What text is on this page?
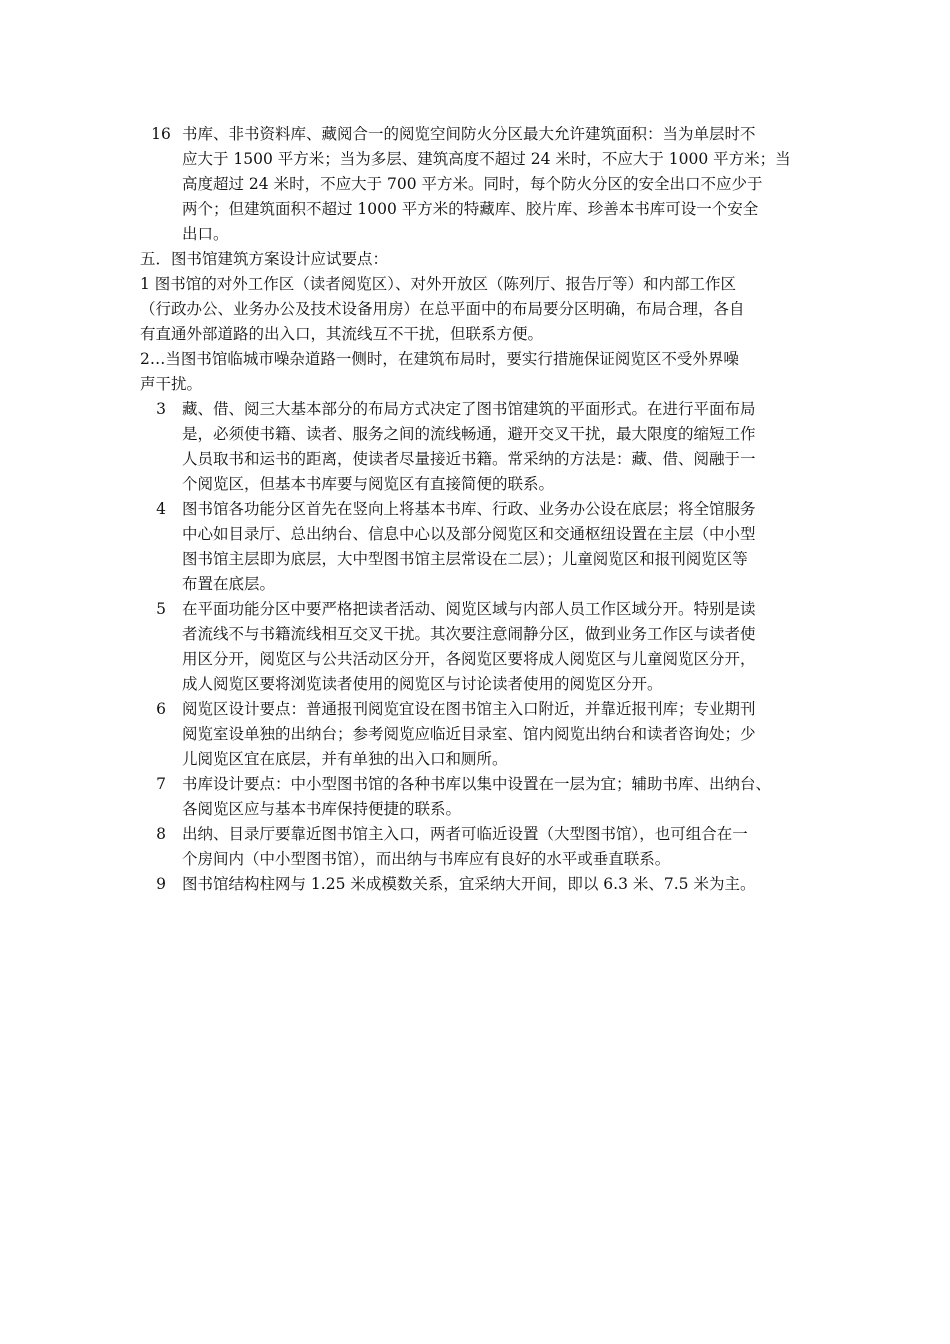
16 书库、非书资料库、藏阅合一的阅览空间防火分区最大允许建筑面积：当为单层时不
应大于 1500 平方米；当为多层、建筑高度不超过 24 米时，不应大于 1000 平方米；当
高度超过 24 米时，不应大于 700 平方米。同时，每个防火分区的安全出口不应少于
两个；但建筑面积不超过 1000 平方米的特藏库、胶片库、珍善本书库可设一个安全
出口。
五．图书馆建筑方案设计应试要点：
1 图书馆的对外工作区（读者阅览区）、对外开放区（陈列厅、报告厅等）和内部工作区
（行政办公、业务办公及技术设备用房）在总平面中的布局要分区明确，布局合理，各自
有直通外部道路的出入口，其流线互不干扰，但联系方便。
2…当图书馆临城市噪杂道路一侧时，在建筑布局时，要实行措施保证阅览区不受外界噪
声干扰。
3	藏、借、阅三大基本部分的布局方式决定了图书馆建筑的平面形式。在进行平面布局
是，必须使书籍、读者、服务之间的流线畅通，避开交叉干扰，最大限度的缩短工作
人员取书和运书的距离，使读者尽量接近书籍。常采纳的方法是：藏、借、阅融于一
个阅览区，但基本书库要与阅览区有直接简便的联系。
4	图书馆各功能分区首先在竖向上将基本书库、行政、业务办公设在底层；将全馆服务
中心如目录厅、总出纳台、信息中心以及部分阅览区和交通枢纽设置在主层（中小型
图书馆主层即为底层，大中型图书馆主层常设在二层）；儿童阅览区和报刊阅览区等
布置在底层。
5	在平面功能分区中要严格把读者活动、阅览区域与内部人员工作区域分开。特别是读
者流线不与书籍流线相互交叉干扰。其次要注意闹静分区，做到业务工作区与读者使
用区分开，阅览区与公共活动区分开，各阅览区要将成人阅览区与儿童阅览区分开，
成人阅览区要将浏览读者使用的阅览区与讨论读者使用的阅览区分开。
6	阅览区设计要点：普通报刊阅览宜设在图书馆主入口附近，并靠近报刊库；专业期刊
阅览室设单独的出纳台；参考阅览应临近目录室、馆内阅览出纳台和读者咨询处；少
儿阅览区宜在底层，并有单独的出入口和厕所。
7	书库设计要点：中小型图书馆的各种书库以集中设置在一层为宜；辅助书库、出纳台、
各阅览区应与基本书库保持便捷的联系。
8	出纳、目录厅要靠近图书馆主入口，两者可临近设置（大型图书馆），也可组合在一
个房间内（中小型图书馆），而出纳与书库应有良好的水平或垂直联系。
9	图书馆结构柱网与 1.25 米成模数关系，宜采纳大开间，即以 6.3 米、7.5 米为主。
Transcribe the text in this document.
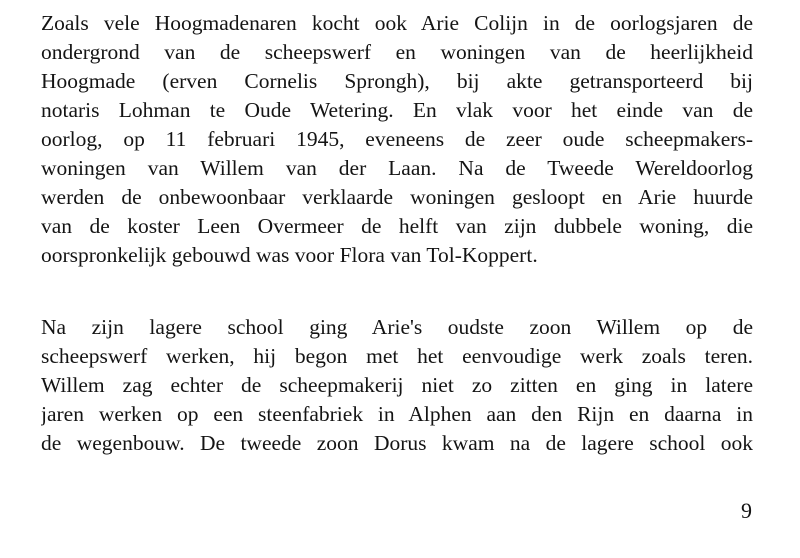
Zoals vele Hoogmadenaren kocht ook Arie Colijn in de oorlogsjaren de
ondergrond van de scheepswerf en woningen van de heerlijkheid
Hoogmade (erven Cornelis Sprongh), bij akte getransporteerd bij
notaris Lohman te Oude Wetering. En vlak voor het einde van de
oorlog, op 11 februari 1945, eveneens de zeer oude scheepmakers-
woningen van Willem van der Laan. Na de Tweede Wereldoorlog
werden de onbewoonbaar verklaarde woningen gesloopt en Arie huurde
van de koster Leen Overmeer de helft van zijn dubbele woning, die
oorspronkelijk gebouwd was voor Flora van Tol-Koppert.

Na zijn lagere school ging Arie's oudste zoon Willem op de
scheepswerf werken, hij begon met het eenvoudige werk zoals teren.
Willem zag echter de scheepmakerij niet zo zitten en ging in latere
jaren werken op een steenfabriek in Alphen aan den Rijn en daarna in
de wegenbouw. De tweede zoon Dorus kwam na de lagere school ook

9
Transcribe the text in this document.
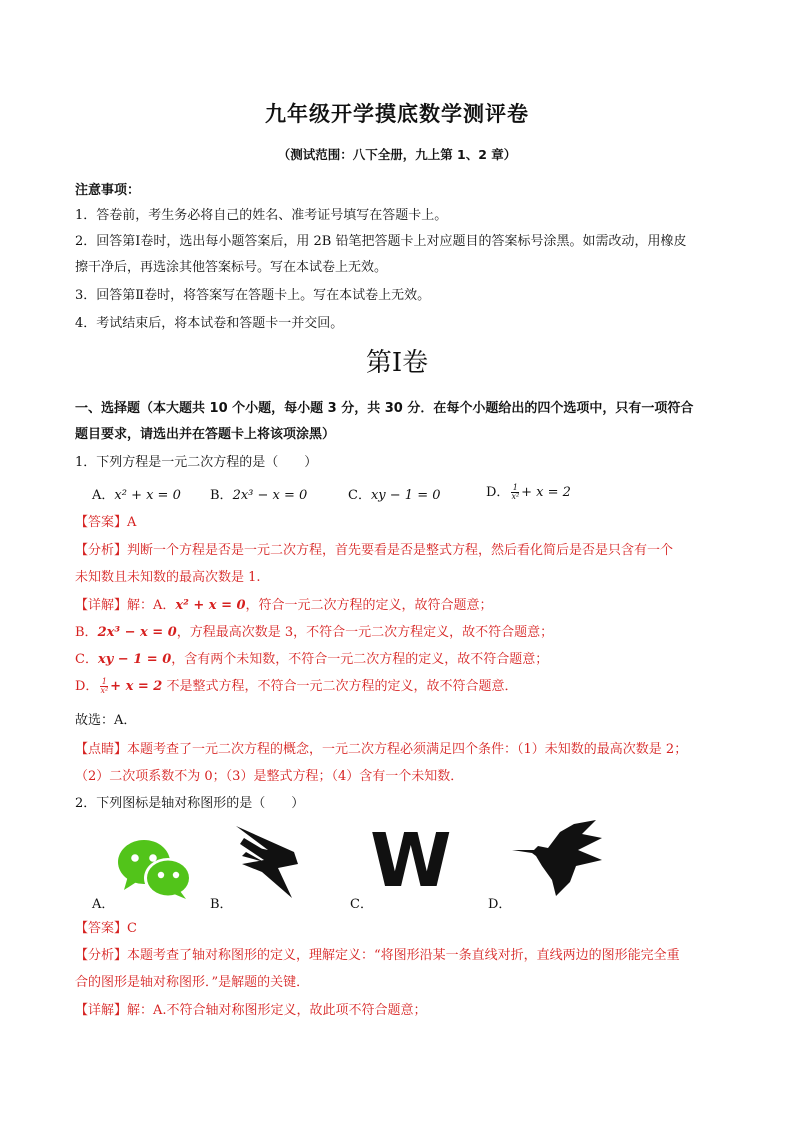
九年级开学摸底数学测评卷
（测试范围：八下全册，九上第 1、2 章）
注意事项：
1．答卷前，考生务必将自己的姓名、准考证号填写在答题卡上。
2．回答第Ⅰ卷时，选出每小题答案后，用 2B 铅笔把答题卡上对应题目的答案标号涂黑。如需改动，用橡皮
擦干净后，再选涂其他答案标号。写在本试卷上无效。
3．回答第Ⅱ卷时，将答案写在答题卡上。写在本试卷上无效。
4．考试结束后，将本试卷和答题卡一并交回。
第I卷
一、选择题（本大题共 10 个小题，每小题 3 分，共 30 分．在每个小题给出的四个选项中，只有一项符合
题目要求，请选出并在答题卡上将该项涂黑）
1．下列方程是一元二次方程的是（　　）
A．x² + x = 0 B．2x³ − x = 0	C．xy − 1 = 0	D． $\frac{1}{\text{x²}} + x = 2$
【答案】A
【分析】判断一个方程是否是一元二次方程，首先要看是否是整式方程，然后看化简后是否是只含有一个
未知数且未知数的最高次数是 1.
【详解】解：A．x² + x = 0，符合一元二次方程的定义，故符合题意；
B．2x³ − x = 0，方程最高次数是 3，不符合一元二次方程定义，故不符合题意；
C．xy − 1 = 0，含有两个未知数，不符合一元二次方程的定义，故不符合题意；
D． $\frac{1}{\text{x²}} + x = 2$ 不是整式方程，不符合一元二次方程的定义，故不符合题意．
故选：A．
【点睛】本题考查了一元二次方程的概念，一元二次方程必须满足四个条件：（1）未知数的最高次数是 2；
（2）二次项系数不为 0；（3）是整式方程；（4）含有一个未知数．
2．下列图标是轴对称图形的是（　　）
A．	B．
W
C．	D．
【答案】C
【分析】本题考查了轴对称图形的定义，理解定义：“将图形沿某一条直线对折，直线两边的图形能完全重
合的图形是轴对称图形．”是解题的关键．
【详解】解：A.不符合轴对称图形定义，故此项不符合题意；
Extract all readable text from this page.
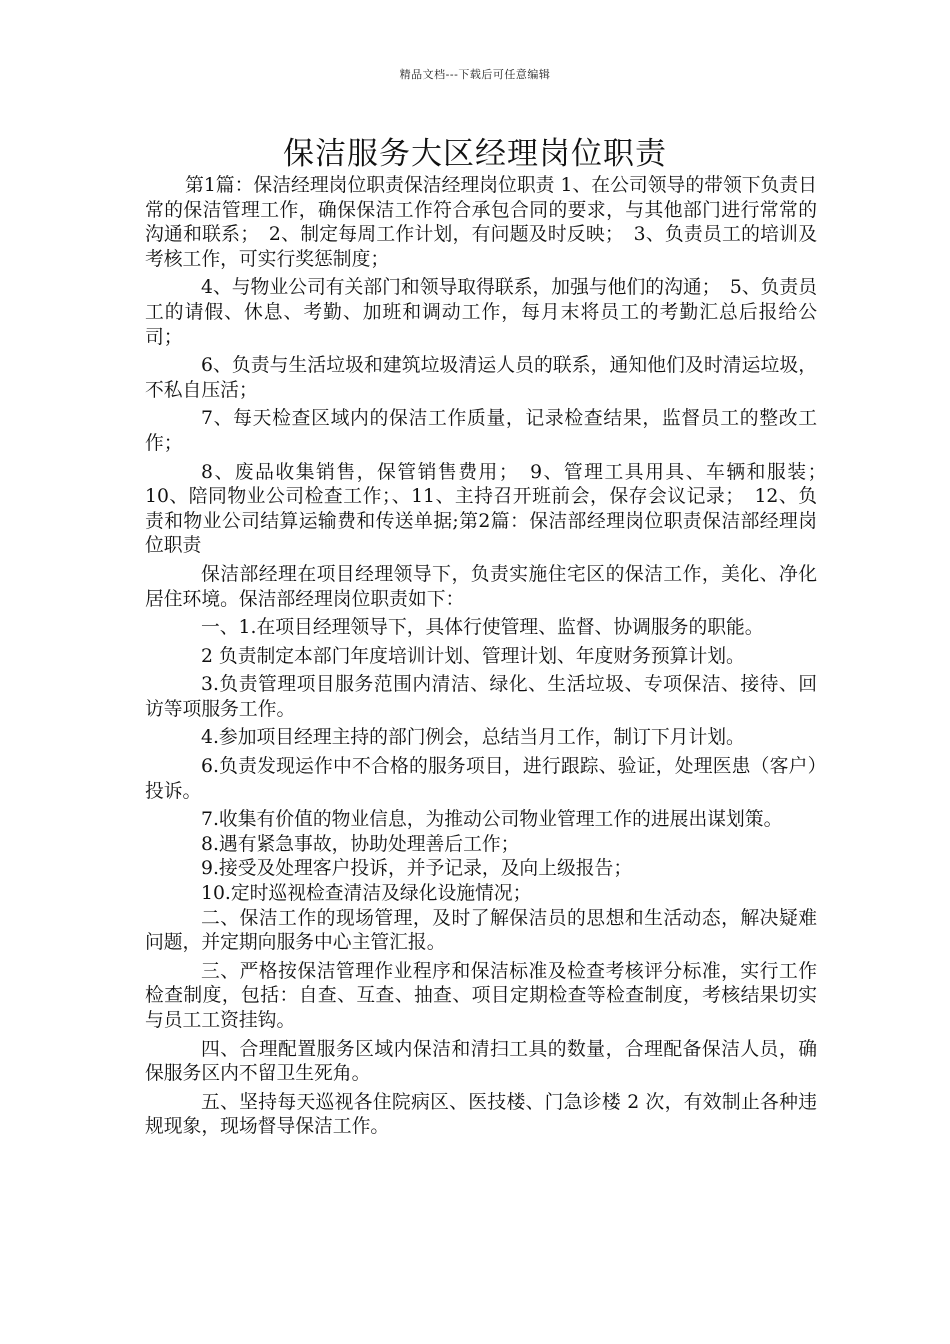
精品文档---下载后可任意编辑
保洁服务大区经理岗位职责

第1篇：保洁经理岗位职责保洁经理岗位职责 1、在公司领导的带领下负责日常的保洁管理工作，确保保洁工作符合承包合同的要求，与其他部门进行常常的沟通和联系；　2、制定每周工作计划，有问题及时反映；　3、负责员工的培训及考核工作，可实行奖惩制度；

4、与物业公司有关部门和领导取得联系，加强与他们的沟通；　5、负责员工的请假、休息、考勤、加班和调动工作，每月末将员工的考勤汇总后报给公司；

6、负责与生活垃圾和建筑垃圾清运人员的联系，通知他们及时清运垃圾，不私自压活；

7、每天检查区域内的保洁工作质量，记录检查结果，监督员工的整改工作；

8、废品收集销售，保管销售费用；　9、管理工具用具、车辆和服装；　10、陪同物业公司检查工作；、11、主持召开班前会，保存会议记录；　12、负责和物业公司结算运输费和传送单据;第2篇：保洁部经理岗位职责保洁部经理岗位职责

保洁部经理在项目经理领导下，负责实施住宅区的保洁工作，美化、净化居住环境。保洁部经理岗位职责如下：

一、1.在项目经理领导下，具体行使管理、监督、协调服务的职能。

2 负责制定本部门年度培训计划、管理计划、年度财务预算计划。

3.负责管理项目服务范围内清洁、绿化、生活垃圾、专项保洁、接待、回访等项服务工作。

4.参加项目经理主持的部门例会，总结当月工作，制订下月计划。

6.负责发现运作中不合格的服务项目，进行跟踪、验证，处理医患（客户）投诉。

7.收集有价值的物业信息，为推动公司物业管理工作的进展出谋划策。

8.遇有紧急事故，协助处理善后工作；

9.接受及处理客户投诉，并予记录，及向上级报告；

10.定时巡视检查清洁及绿化设施情况；

二、保洁工作的现场管理，及时了解保洁员的思想和生活动态，解决疑难问题，并定期向服务中心主管汇报。

三、严格按保洁管理作业程序和保洁标准及检查考核评分标准，实行工作检查制度，包括：自查、互查、抽查、项目定期检查等检查制度，考核结果切实与员工工资挂钩。

四、合理配置服务区域内保洁和清扫工具的数量，合理配备保洁人员，确保服务区内不留卫生死角。

五、坚持每天巡视各住院病区、医技楼、门急诊楼 2 次，有效制止各种违规现象，现场督导保洁工作。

### Goal of the exercise
Word for word, quote the full listing, omitting every picture.

### Solution for this task
What text is on this page?
16 书库、非书资料库、藏阅合一的阅览空间防火分区最大允许建筑面积：当为单层时不
应大于 1500 平方米；当为多层、建筑高度不超过 24 米时，不应大于 1000 平方米；当
高度超过 24 米时，不应大于 700 平方米。同时，每个防火分区的安全出口不应少于
两个；但建筑面积不超过 1000 平方米的特藏库、胶片库、珍善本书库可设一个安全
出口。
五．图书馆建筑方案设计应试要点：
1 图书馆的对外工作区（读者阅览区）、对外开放区（陈列厅、报告厅等）和内部工作区
（行政办公、业务办公及技术设备用房）在总平面中的布局要分区明确，布局合理，各自
有直通外部道路的出入口，其流线互不干扰，但联系方便。
2…当图书馆临城市噪杂道路一侧时，在建筑布局时，要实行措施保证阅览区不受外界噪
声干扰。
3	藏、借、阅三大基本部分的布局方式决定了图书馆建筑的平面形式。在进行平面布局
是，必须使书籍、读者、服务之间的流线畅通，避开交叉干扰，最大限度的缩短工作
人员取书和运书的距离，使读者尽量接近书籍。常采纳的方法是：藏、借、阅融于一
个阅览区，但基本书库要与阅览区有直接简便的联系。
4	图书馆各功能分区首先在竖向上将基本书库、行政、业务办公设在底层；将全馆服务
中心如目录厅、总出纳台、信息中心以及部分阅览区和交通枢纽设置在主层（中小型
图书馆主层即为底层，大中型图书馆主层常设在二层）；儿童阅览区和报刊阅览区等
布置在底层。
5	在平面功能分区中要严格把读者活动、阅览区域与内部人员工作区域分开。特别是读
者流线不与书籍流线相互交叉干扰。其次要注意闹静分区，做到业务工作区与读者使
用区分开，阅览区与公共活动区分开，各阅览区要将成人阅览区与儿童阅览区分开，
成人阅览区要将浏览读者使用的阅览区与讨论读者使用的阅览区分开。
6	阅览区设计要点：普通报刊阅览宜设在图书馆主入口附近，并靠近报刊库；专业期刊
阅览室设单独的出纳台；参考阅览应临近目录室、馆内阅览出纳台和读者咨询处；少
儿阅览区宜在底层，并有单独的出入口和厕所。
7	书库设计要点：中小型图书馆的各种书库以集中设置在一层为宜；辅助书库、出纳台、
各阅览区应与基本书库保持便捷的联系。
8	出纳、目录厅要靠近图书馆主入口，两者可临近设置（大型图书馆），也可组合在一
个房间内（中小型图书馆），而出纳与书库应有良好的水平或垂直联系。
9	图书馆结构柱网与 1.25 米成模数关系，宜采纳大开间，即以 6.3 米、7.5 米为主。
Transcribe the text in this document.
Zoals vele Hoogmadenaren kocht ook Arie Colijn in de oorlogsjaren de
ondergrond van de scheepswerf en woningen van de heerlijkheid
Hoogmade (erven Cornelis Sprongh), bij akte getransporteerd bij
notaris Lohman te Oude Wetering. En vlak voor het einde van de
oorlog, op 11 februari 1945, eveneens de zeer oude scheepmakers-
woningen van Willem van der Laan. Na de Tweede Wereldoorlog
werden de onbewoonbaar verklaarde woningen gesloopt en Arie huurde
van de koster Leen Overmeer de helft van zijn dubbele woning, die
oorspronkelijk gebouwd was voor Flora van Tol-Koppert.

Na zijn lagere school ging Arie's oudste zoon Willem op de
scheepswerf werken, hij begon met het eenvoudige werk zoals teren.
Willem zag echter de scheepmakerij niet zo zitten en ging in latere
jaren werken op een steenfabriek in Alphen aan den Rijn en daarna in
de wegenbouw. De tweede zoon Dorus kwam na de lagere school ook

9
Transcribe the text in this document.
九年级开学摸底数学测评卷
（测试范围：八下全册，九上第 1、2 章）
注意事项：
1．答卷前，考生务必将自己的姓名、准考证号填写在答题卡上。
2．回答第Ⅰ卷时，选出每小题答案后，用 2B 铅笔把答题卡上对应题目的答案标号涂黑。如需改动，用橡皮
擦干净后，再选涂其他答案标号。写在本试卷上无效。
3．回答第Ⅱ卷时，将答案写在答题卡上。写在本试卷上无效。
4．考试结束后，将本试卷和答题卡一并交回。
第I卷
一、选择题（本大题共 10 个小题，每小题 3 分，共 30 分．在每个小题给出的四个选项中，只有一项符合
题目要求，请选出并在答题卡上将该项涂黑）
1．下列方程是一元二次方程的是（　　）
A．x² + x = 0 B．2x³ − x = 0	C．xy − 1 = 0	D． $\frac{1}{\text{x²}} + x = 2$
【答案】A
【分析】判断一个方程是否是一元二次方程，首先要看是否是整式方程，然后看化简后是否是只含有一个
未知数且未知数的最高次数是 1.
【详解】解：A．x² + x = 0，符合一元二次方程的定义，故符合题意；
B．2x³ − x = 0，方程最高次数是 3，不符合一元二次方程定义，故不符合题意；
C．xy − 1 = 0，含有两个未知数，不符合一元二次方程的定义，故不符合题意；
D． $\frac{1}{\text{x²}} + x = 2$ 不是整式方程，不符合一元二次方程的定义，故不符合题意．
故选：A．
【点睛】本题考查了一元二次方程的概念，一元二次方程必须满足四个条件：（1）未知数的最高次数是 2；
（2）二次项系数不为 0；（3）是整式方程；（4）含有一个未知数．
2．下列图标是轴对称图形的是（　　）
A．	B．
W
C．	D．
【答案】C
【分析】本题考查了轴对称图形的定义，理解定义：“将图形沿某一条直线对折，直线两边的图形能完全重
合的图形是轴对称图形．”是解题的关键．
【详解】解：A.不符合轴对称图形定义，故此项不符合题意；
Extract all readable text from this page.
精品文档---下载后可任意编辑
保洁服务大区经理岗位职责

第1篇：保洁经理岗位职责保洁经理岗位职责 1、在公司领导的带领下负责日常的保洁管理工作，确保保洁工作符合承包合同的要求，与其他部门进行常常的沟通和联系；　2、制定每周工作计划，有问题及时反映；　3、负责员工的培训及考核工作，可实行奖惩制度；

4、与物业公司有关部门和领导取得联系，加强与他们的沟通；　5、负责员工的请假、休息、考勤、加班和调动工作，每月末将员工的考勤汇总后报给公司；

6、负责与生活垃圾和建筑垃圾清运人员的联系，通知他们及时清运垃圾，不私自压活；

7、每天检查区域内的保洁工作质量，记录检查结果，监督员工的整改工作；

8、废品收集销售，保管销售费用；　9、管理工具用具、车辆和服装；　10、陪同物业公司检查工作；、11、主持召开班前会，保存会议记录；　12、负责和物业公司结算运输费和传送单据;第2篇：保洁部经理岗位职责保洁部经理岗位职责

保洁部经理在项目经理领导下，负责实施住宅区的保洁工作，美化、净化居住环境。保洁部经理岗位职责如下：

一、1.在项目经理领导下，具体行使管理、监督、协调服务的职能。

2 负责制定本部门年度培训计划、管理计划、年度财务预算计划。

3.负责管理项目服务范围内清洁、绿化、生活垃圾、专项保洁、接待、回访等项服务工作。

4.参加项目经理主持的部门例会，总结当月工作，制订下月计划。

6.负责发现运作中不合格的服务项目，进行跟踪、验证，处理医患（客户）投诉。

7.收集有价值的物业信息，为推动公司物业管理工作的进展出谋划策。

8.遇有紧急事故，协助处理善后工作；

9.接受及处理客户投诉，并予记录，及向上级报告；

10.定时巡视检查清洁及绿化设施情况；

二、保洁工作的现场管理，及时了解保洁员的思想和生活动态，解决疑难问题，并定期向服务中心主管汇报。

三、严格按保洁管理作业程序和保洁标准及检查考核评分标准，实行工作检查制度，包括：自查、互查、抽查、项目定期检查等检查制度，考核结果切实与员工工资挂钩。

四、合理配置服务区域内保洁和清扫工具的数量，合理配备保洁人员，确保服务区内不留卫生死角。

五、坚持每天巡视各住院病区、医技楼、门急诊楼 2 次，有效制止各种违规现象，现场督导保洁工作。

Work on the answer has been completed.